_WORK INSTRUCTIONS_. Set down the full listing exactly as given. Any pictures are to be left out.

## begin THE RECORDS

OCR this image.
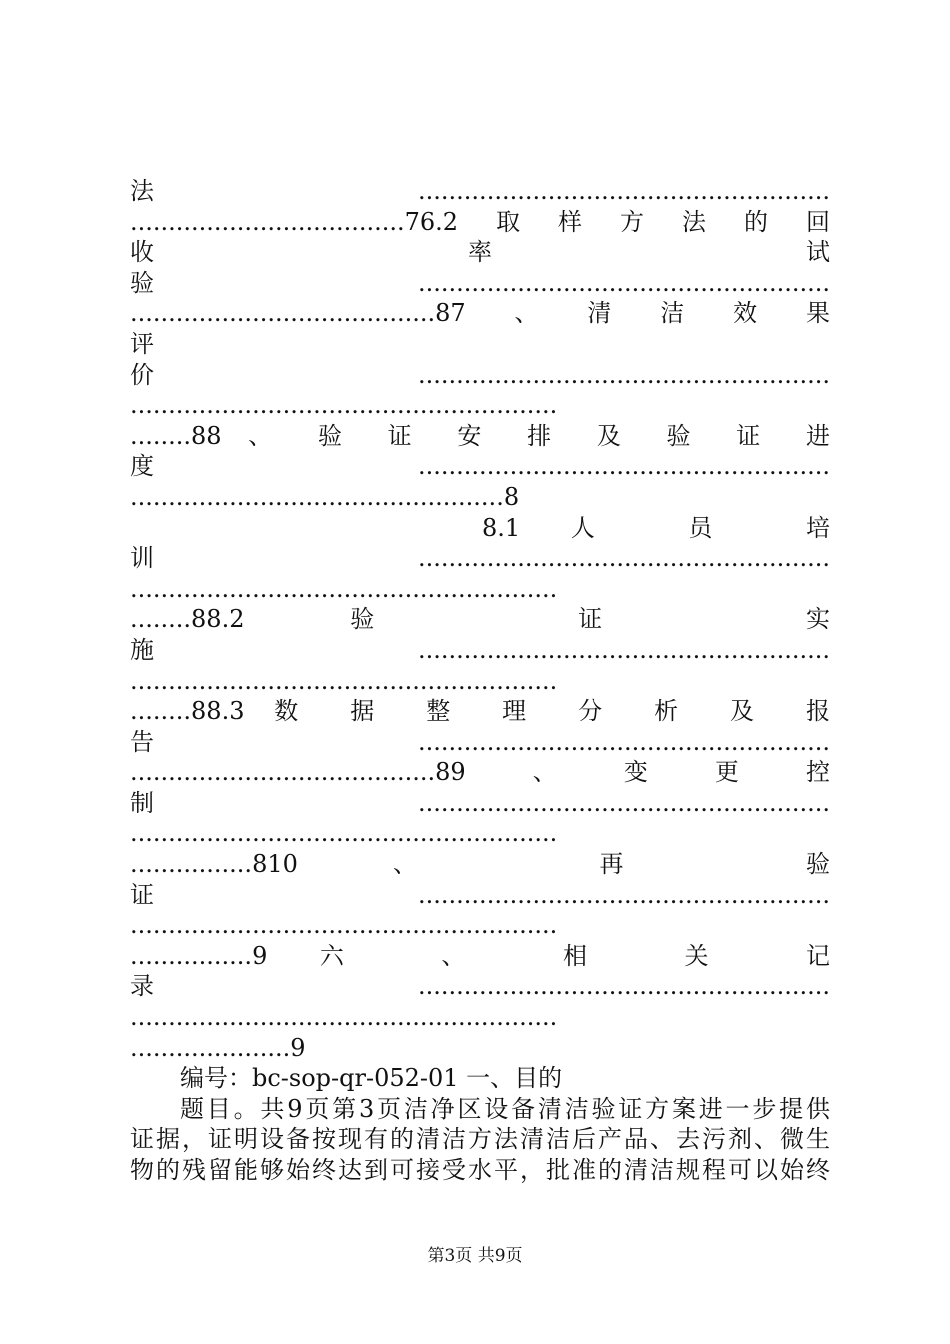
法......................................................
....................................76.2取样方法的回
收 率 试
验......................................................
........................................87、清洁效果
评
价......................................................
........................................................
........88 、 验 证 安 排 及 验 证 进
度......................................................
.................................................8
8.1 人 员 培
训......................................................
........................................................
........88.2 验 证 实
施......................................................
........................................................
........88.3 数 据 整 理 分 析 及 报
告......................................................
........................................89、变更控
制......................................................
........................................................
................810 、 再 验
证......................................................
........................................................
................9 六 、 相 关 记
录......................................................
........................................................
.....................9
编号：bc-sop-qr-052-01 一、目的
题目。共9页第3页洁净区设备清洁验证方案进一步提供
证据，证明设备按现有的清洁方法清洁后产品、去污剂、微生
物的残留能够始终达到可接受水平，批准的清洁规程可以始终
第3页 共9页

## end THE RECORDS

_REPLY_.
OCR this image.
法......................................................
....................................76.2取样方法的回
收 率 试
验......................................................
........................................87、清洁效果
评
价......................................................
........................................................
........88 、 验 证 安 排 及 验 证 进
度......................................................
.................................................8
8.1 人 员 培
训......................................................
........................................................
........88.2 验 证 实
施......................................................
........................................................
........88.3 数 据 整 理 分 析 及 报
告......................................................
........................................89、变更控
制......................................................
........................................................
................810 、 再 验
证......................................................
........................................................
................9 六 、 相 关 记
录......................................................
........................................................
.....................9
编号：bc-sop-qr-052-01 一、目的
题目。共9页第3页洁净区设备清洁验证方案进一步提供
证据，证明设备按现有的清洁方法清洁后产品、去污剂、微生
物的残留能够始终达到可接受水平，批准的清洁规程可以始终
第3页 共9页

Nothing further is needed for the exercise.